◆ **REQUIREMENTS**
Write out all the lines again, precisely as they stand, but without the images.

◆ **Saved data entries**
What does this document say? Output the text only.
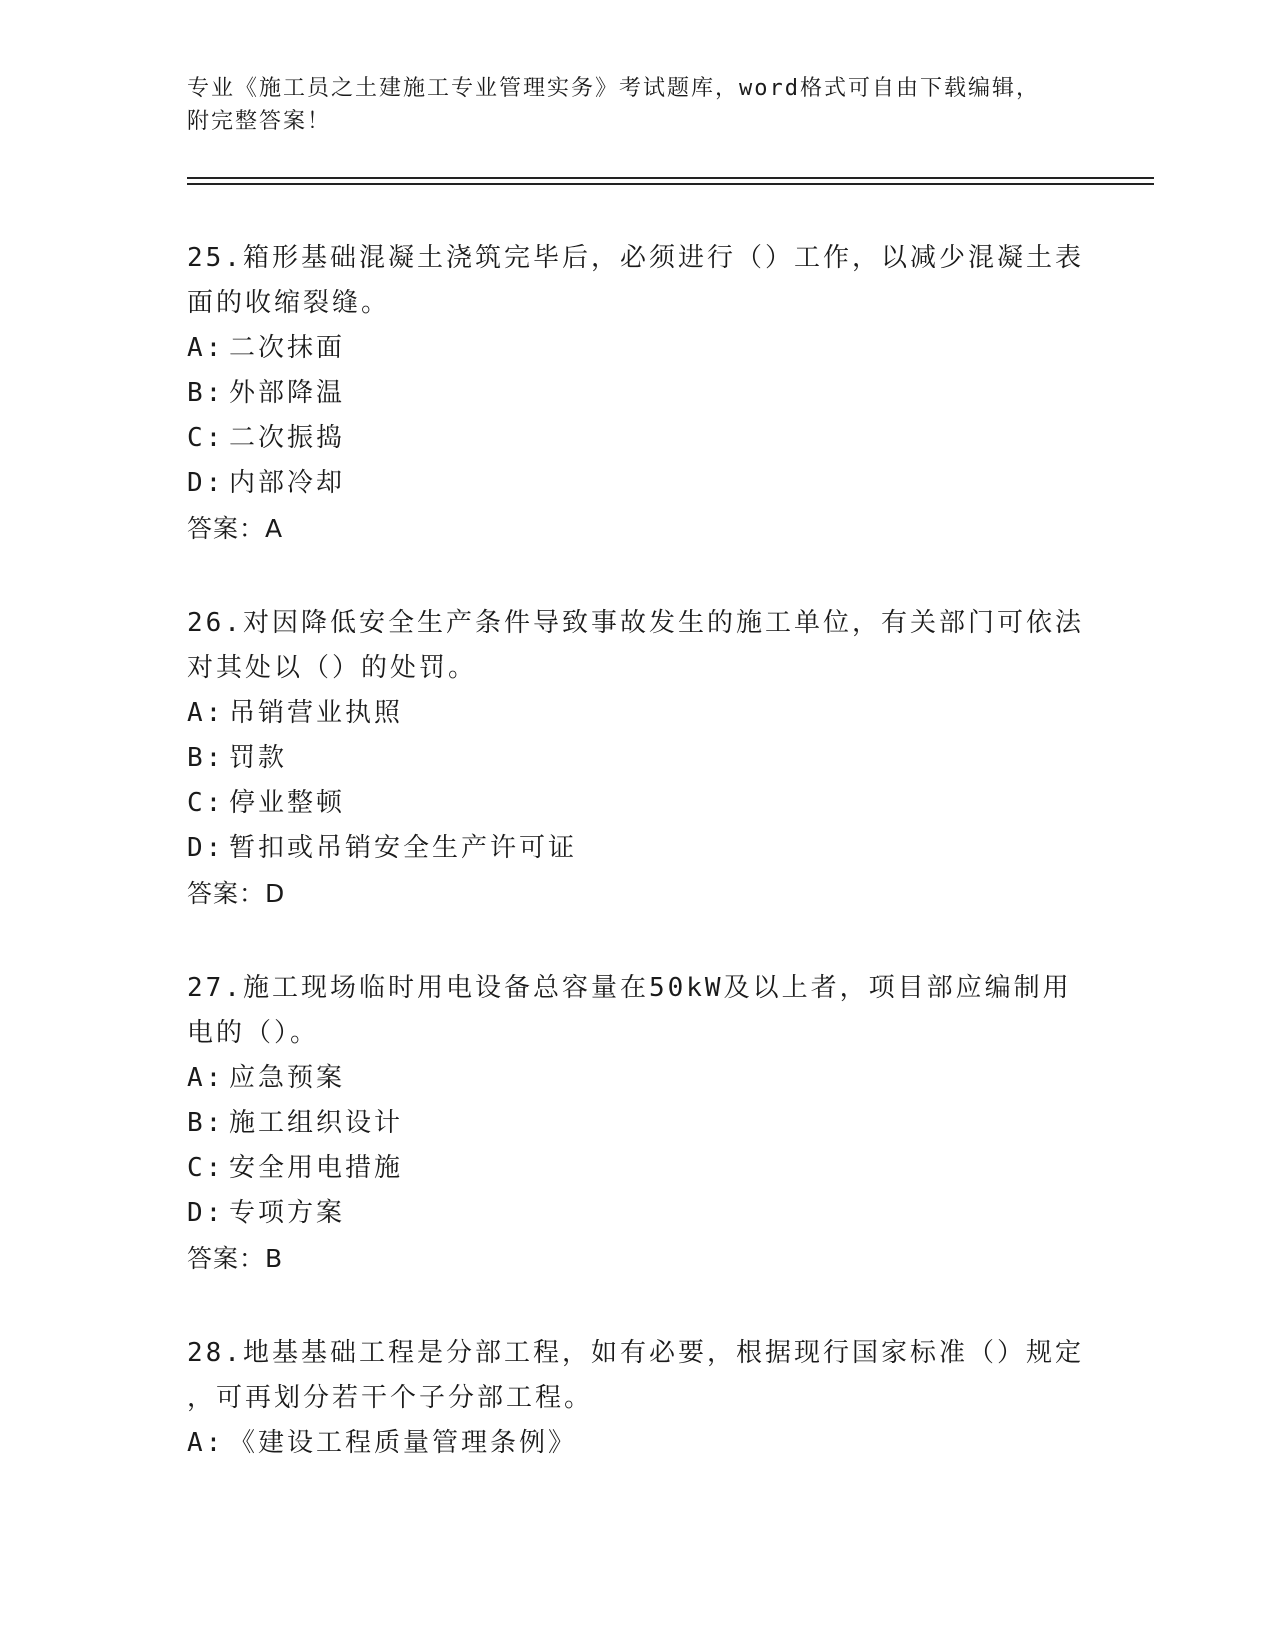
专业《施工员之土建施工专业管理实务》考试题库，word格式可自由下载编辑，
附完整答案！
25.箱形基础混凝土浇筑完毕后，必须进行（）工作，以减少混凝土表
面的收缩裂缝。
A: 二次抹面
B: 外部降温
C: 二次振捣
D: 内部冷却
答案：A
26.对因降低安全生产条件导致事故发生的施工单位，有关部门可依法
对其处以（）的处罚。
A: 吊销营业执照
B: 罚款
C: 停业整顿
D: 暂扣或吊销安全生产许可证
答案：D
27.施工现场临时用电设备总容量在50kW及以上者，项目部应编制用
电的（）。
A: 应急预案
B: 施工组织设计
C: 安全用电措施
D: 专项方案
答案：B
28.地基基础工程是分部工程，如有必要，根据现行国家标准（）规定
，可再划分若干个子分部工程。
A: 《建设工程质量管理条例》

◆ **TASK RESULT**
What does this document say? Output the text only.
专业《施工员之土建施工专业管理实务》考试题库，word格式可自由下载编辑，
附完整答案！
25.箱形基础混凝土浇筑完毕后，必须进行（）工作，以减少混凝土表
面的收缩裂缝。
A: 二次抹面
B: 外部降温
C: 二次振捣
D: 内部冷却
答案：A
26.对因降低安全生产条件导致事故发生的施工单位，有关部门可依法
对其处以（）的处罚。
A: 吊销营业执照
B: 罚款
C: 停业整顿
D: 暂扣或吊销安全生产许可证
答案：D
27.施工现场临时用电设备总容量在50kW及以上者，项目部应编制用
电的（）。
A: 应急预案
B: 施工组织设计
C: 安全用电措施
D: 专项方案
答案：B
28.地基基础工程是分部工程，如有必要，根据现行国家标准（）规定
，可再划分若干个子分部工程。
A: 《建设工程质量管理条例》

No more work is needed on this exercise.